Start RECORD EXTRACTS
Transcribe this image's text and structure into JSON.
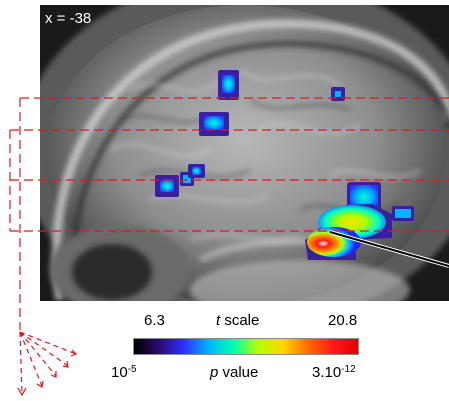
{
  "slice": {
    "label": "x = -38"
  },
  "t_scale": {
    "min": "6.3",
    "label_italic": "t",
    "label_rest": " scale",
    "max": "20.8"
  },
  "p_value": {
    "min_base": "10",
    "min_exp": "-5",
    "label_italic": "p",
    "label_rest": " value",
    "max_base": "3.10",
    "max_exp": "-12"
  },
  "colors": {
    "guide_lines": "#e8141c",
    "pointer_line": "#000000",
    "colorbar_stops": [
      "#000000",
      "#2a0a70",
      "#2f2fff",
      "#00b4ff",
      "#00ffb0",
      "#b8ff00",
      "#ffd500",
      "#ff6a00",
      "#ff1a1a",
      "#e00000"
    ]
  }
}
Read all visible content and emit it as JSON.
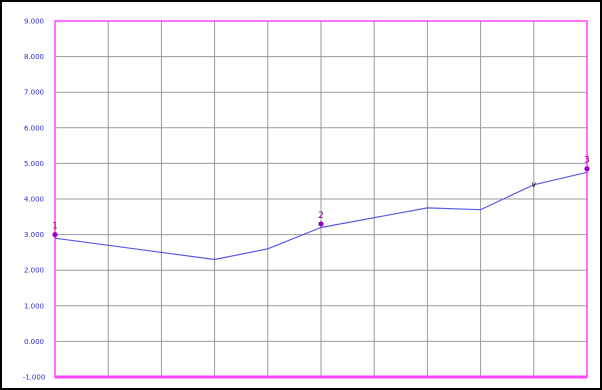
End RECORD EXTRACTS
WHAT IS REQUIRED:
Repeat the material above word for word, please, apart from its images.

RESULT OF THE TASK:
Transcribe this image's text and structure into JSON.
{
  "slice": {
    "label": "x = -38"
  },
  "t_scale": {
    "min": "6.3",
    "label_italic": "t",
    "label_rest": " scale",
    "max": "20.8"
  },
  "p_value": {
    "min_base": "10",
    "min_exp": "-5",
    "label_italic": "p",
    "label_rest": " value",
    "max_base": "3.10",
    "max_exp": "-12"
  },
  "colors": {
    "guide_lines": "#e8141c",
    "pointer_line": "#000000",
    "colorbar_stops": [
      "#000000",
      "#2a0a70",
      "#2f2fff",
      "#00b4ff",
      "#00ffb0",
      "#b8ff00",
      "#ffd500",
      "#ff6a00",
      "#ff1a1a",
      "#e00000"
    ]
  }
}
Read all visible content and emit it as JSON.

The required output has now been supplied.